Below are the records; reproduce all of them exactly but without any images.
--- Material for the task ---
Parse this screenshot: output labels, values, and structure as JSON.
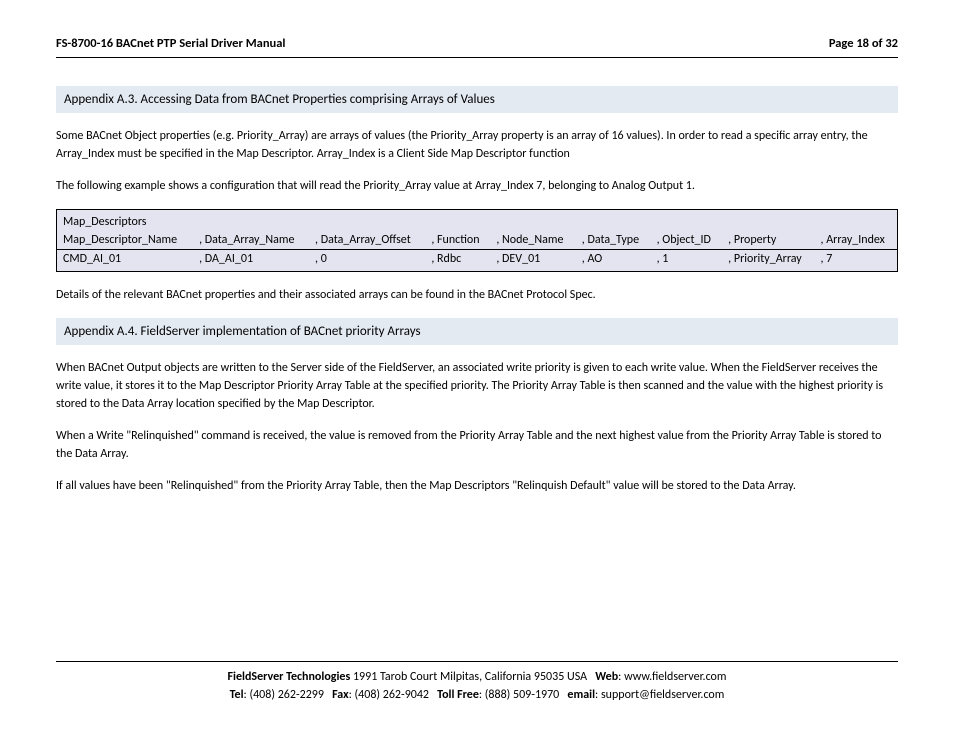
{
  "header": {
    "title": "FS-8700-16 BACnet PTP Serial Driver Manual",
    "page": "Page 18 of 32"
  },
  "sectionA3": {
    "heading": "Appendix A.3.  Accessing Data from BACnet Properties comprising Arrays of Values",
    "p1": "Some BACnet Object properties (e.g. Priority_Array) are arrays of values (the Priority_Array property is an array of 16 values).  In order to read a specific array entry, the Array_Index must be specified in the Map Descriptor.  Array_Index is a Client Side Map Descriptor function",
    "p2": "The following example shows a configuration that will read the Priority_Array value at Array_Index 7, belonging to Analog Output 1."
  },
  "table": {
    "title": "Map_Descriptors",
    "headers": [
      "Map_Descriptor_Name",
      ", Data_Array_Name",
      ", Data_Array_Offset",
      ", Function",
      ", Node_Name",
      ", Data_Type",
      ", Object_ID",
      ", Property",
      ", Array_Index"
    ],
    "row": [
      "CMD_AI_01",
      ", DA_AI_01",
      ", 0",
      ", Rdbc",
      ", DEV_01",
      ", AO",
      ", 1",
      ", Priority_Array",
      ", 7"
    ]
  },
  "pAfterTable": "Details of the relevant BACnet properties and their associated arrays can be found in the BACnet Protocol Spec.",
  "sectionA4": {
    "heading": "Appendix A.4.  FieldServer implementation of BACnet priority Arrays",
    "p1": "When BACnet Output objects are written to the Server side of the FieldServer, an associated write priority is given to each write value.  When the FieldServer receives the write value, it stores it to the Map Descriptor Priority Array Table at the specified priority.  The Priority Array Table is then scanned and the value with the highest priority is stored to the Data Array location specified by the Map Descriptor.",
    "p2": "When a Write \"Relinquished\" command is received, the value is removed from the Priority Array Table and the next highest value from the Priority Array Table is stored to the Data Array.",
    "p3": "If all values have been \"Relinquished\" from the Priority Array Table, then the Map Descriptors \"Relinquish Default\" value will be stored to the Data Array."
  },
  "footer": {
    "company": "FieldServer Technologies",
    "address": "1991 Tarob Court Milpitas, California 95035 USA",
    "webLabel": "Web",
    "web": ": www.fieldserver.com",
    "telLabel": "Tel",
    "tel": ": (408) 262-2299",
    "faxLabel": "Fax",
    "fax": ": (408) 262-9042",
    "tollLabel": "Toll Free",
    "toll": ": (888) 509-1970",
    "emailLabel": "email",
    "email": ": support@fieldserver.com"
  }
}
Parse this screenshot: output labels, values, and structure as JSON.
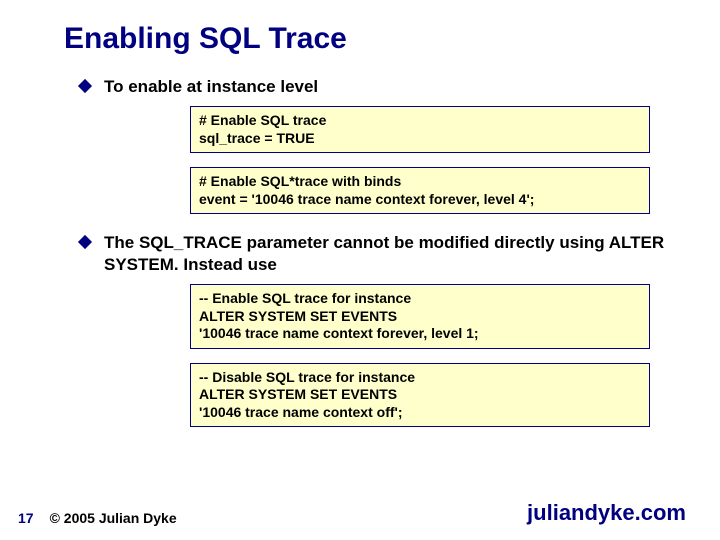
{
  "title": "Enabling SQL Trace",
  "bullets": [
    "To enable at instance level",
    "The SQL_TRACE parameter cannot be modified directly using ALTER SYSTEM. Instead use"
  ],
  "boxes": [
    "# Enable SQL trace\nsql_trace = TRUE",
    "# Enable SQL*trace with binds\nevent = '10046 trace name context forever, level 4';",
    "-- Enable SQL trace for instance\nALTER SYSTEM SET EVENTS\n'10046 trace name context forever, level 1;",
    "-- Disable SQL trace for instance\nALTER SYSTEM SET EVENTS\n'10046 trace name context off';"
  ],
  "footer": {
    "page": "17",
    "copyright": "© 2005 Julian Dyke",
    "site": "juliandyke.com"
  }
}
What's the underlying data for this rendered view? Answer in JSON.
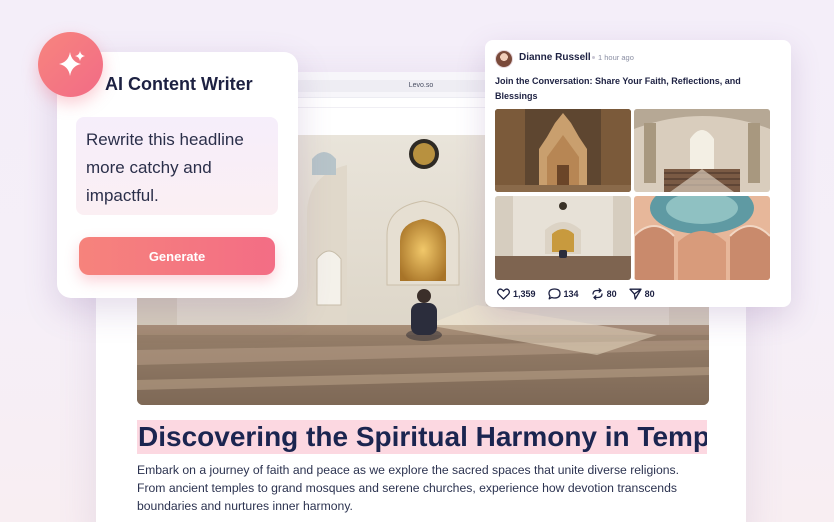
{
  "browser": {
    "url": "Levo.so"
  },
  "article": {
    "title": "Discovering the Spiritual Harmony in Temp",
    "body": "Embark on a journey of faith and peace as we explore the sacred spaces that unite diverse religions. From ancient temples to grand mosques and serene churches, experience how devotion transcends boundaries and nurtures inner harmony.",
    "hero_icon": "mosque-interior-image"
  },
  "ai_writer": {
    "title": "AI Content Writer",
    "icon": "sparkle-icon",
    "prompt": "Rewrite this headline more catchy and impactful.",
    "button_label": "Generate"
  },
  "post": {
    "author": "Dianne Russell",
    "time": "1 hour ago",
    "text": "Join the Conversation: Share Your Faith, Reflections, and Blessings",
    "images": [
      "temple-image",
      "church-image",
      "mosque-image",
      "dome-image"
    ],
    "stats": {
      "likes": "1,359",
      "comments": "134",
      "reposts": "80",
      "shares": "80"
    }
  },
  "colors": {
    "accent_start": "#f6837c",
    "accent_end": "#f36d85",
    "title_highlight": "#fcd8e1",
    "text_dark": "#1d2142"
  }
}
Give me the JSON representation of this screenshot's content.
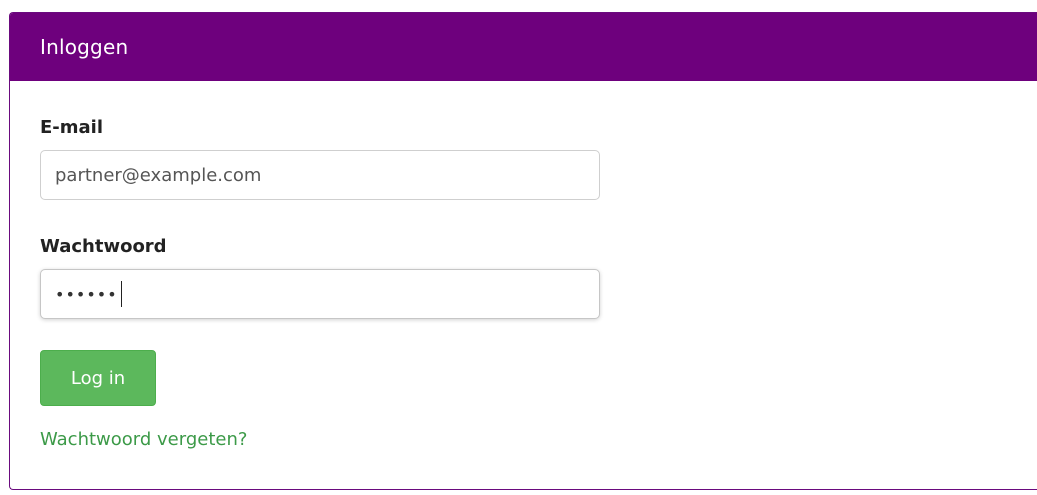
---
### Task output
Parse this screenshot: output labels, values, and structure as JSON.
{
  "header": {
    "title": "FS-8700-16 BACnet PTP Serial Driver Manual",
    "page": "Page 18 of 32"
  },
  "sectionA3": {
    "heading": "Appendix A.3.  Accessing Data from BACnet Properties comprising Arrays of Values",
    "p1": "Some BACnet Object properties (e.g. Priority_Array) are arrays of values (the Priority_Array property is an array of 16 values).  In order to read a specific array entry, the Array_Index must be specified in the Map Descriptor.  Array_Index is a Client Side Map Descriptor function",
    "p2": "The following example shows a configuration that will read the Priority_Array value at Array_Index 7, belonging to Analog Output 1."
  },
  "table": {
    "title": "Map_Descriptors",
    "headers": [
      "Map_Descriptor_Name",
      ", Data_Array_Name",
      ", Data_Array_Offset",
      ", Function",
      ", Node_Name",
      ", Data_Type",
      ", Object_ID",
      ", Property",
      ", Array_Index"
    ],
    "row": [
      "CMD_AI_01",
      ", DA_AI_01",
      ", 0",
      ", Rdbc",
      ", DEV_01",
      ", AO",
      ", 1",
      ", Priority_Array",
      ", 7"
    ]
  },
  "pAfterTable": "Details of the relevant BACnet properties and their associated arrays can be found in the BACnet Protocol Spec.",
  "sectionA4": {
    "heading": "Appendix A.4.  FieldServer implementation of BACnet priority Arrays",
    "p1": "When BACnet Output objects are written to the Server side of the FieldServer, an associated write priority is given to each write value.  When the FieldServer receives the write value, it stores it to the Map Descriptor Priority Array Table at the specified priority.  The Priority Array Table is then scanned and the value with the highest priority is stored to the Data Array location specified by the Map Descriptor.",
    "p2": "When a Write \"Relinquished\" command is received, the value is removed from the Priority Array Table and the next highest value from the Priority Array Table is stored to the Data Array.",
    "p3": "If all values have been \"Relinquished\" from the Priority Array Table, then the Map Descriptors \"Relinquish Default\" value will be stored to the Data Array."
  },
  "footer": {
    "company": "FieldServer Technologies",
    "address": "1991 Tarob Court Milpitas, California 95035 USA",
    "webLabel": "Web",
    "web": ": www.fieldserver.com",
    "telLabel": "Tel",
    "tel": ": (408) 262-2299",
    "faxLabel": "Fax",
    "fax": ": (408) 262-9042",
    "tollLabel": "Toll Free",
    "toll": ": (888) 509-1970",
    "emailLabel": "email",
    "email": ": support@fieldserver.com"
  }
}
Parse this screenshot: output labels, values, and structure as JSON.
{
  "title": "Enabling SQL Trace",
  "bullets": [
    "To enable at instance level",
    "The SQL_TRACE parameter cannot be modified directly using ALTER SYSTEM. Instead use"
  ],
  "boxes": [
    "# Enable SQL trace\nsql_trace = TRUE",
    "# Enable SQL*trace with binds\nevent = '10046 trace name context forever, level 4';",
    "-- Enable SQL trace for instance\nALTER SYSTEM SET EVENTS\n'10046 trace name context forever, level 1;",
    "-- Disable SQL trace for instance\nALTER SYSTEM SET EVENTS\n'10046 trace name context off';"
  ],
  "footer": {
    "page": "17",
    "copyright": "© 2005 Julian Dyke",
    "site": "juliandyke.com"
  }
}
What's the underlying data for this rendered view? Answer in JSON.
{
  "browser": {
    "url": "Levo.so"
  },
  "article": {
    "title": "Discovering the Spiritual Harmony in Temp",
    "body": "Embark on a journey of faith and peace as we explore the sacred spaces that unite diverse religions. From ancient temples to grand mosques and serene churches, experience how devotion transcends boundaries and nurtures inner harmony.",
    "hero_icon": "mosque-interior-image"
  },
  "ai_writer": {
    "title": "AI Content Writer",
    "icon": "sparkle-icon",
    "prompt": "Rewrite this headline more catchy and impactful.",
    "button_label": "Generate"
  },
  "post": {
    "author": "Dianne Russell",
    "time": "1 hour ago",
    "text": "Join the Conversation: Share Your Faith, Reflections, and Blessings",
    "images": [
      "temple-image",
      "church-image",
      "mosque-image",
      "dome-image"
    ],
    "stats": {
      "likes": "1,359",
      "comments": "134",
      "reposts": "80",
      "shares": "80"
    }
  },
  "colors": {
    "accent_start": "#f6837c",
    "accent_end": "#f36d85",
    "title_highlight": "#fcd8e1",
    "text_dark": "#1d2142"
  }
}
Give me the JSON representation of this screenshot's content.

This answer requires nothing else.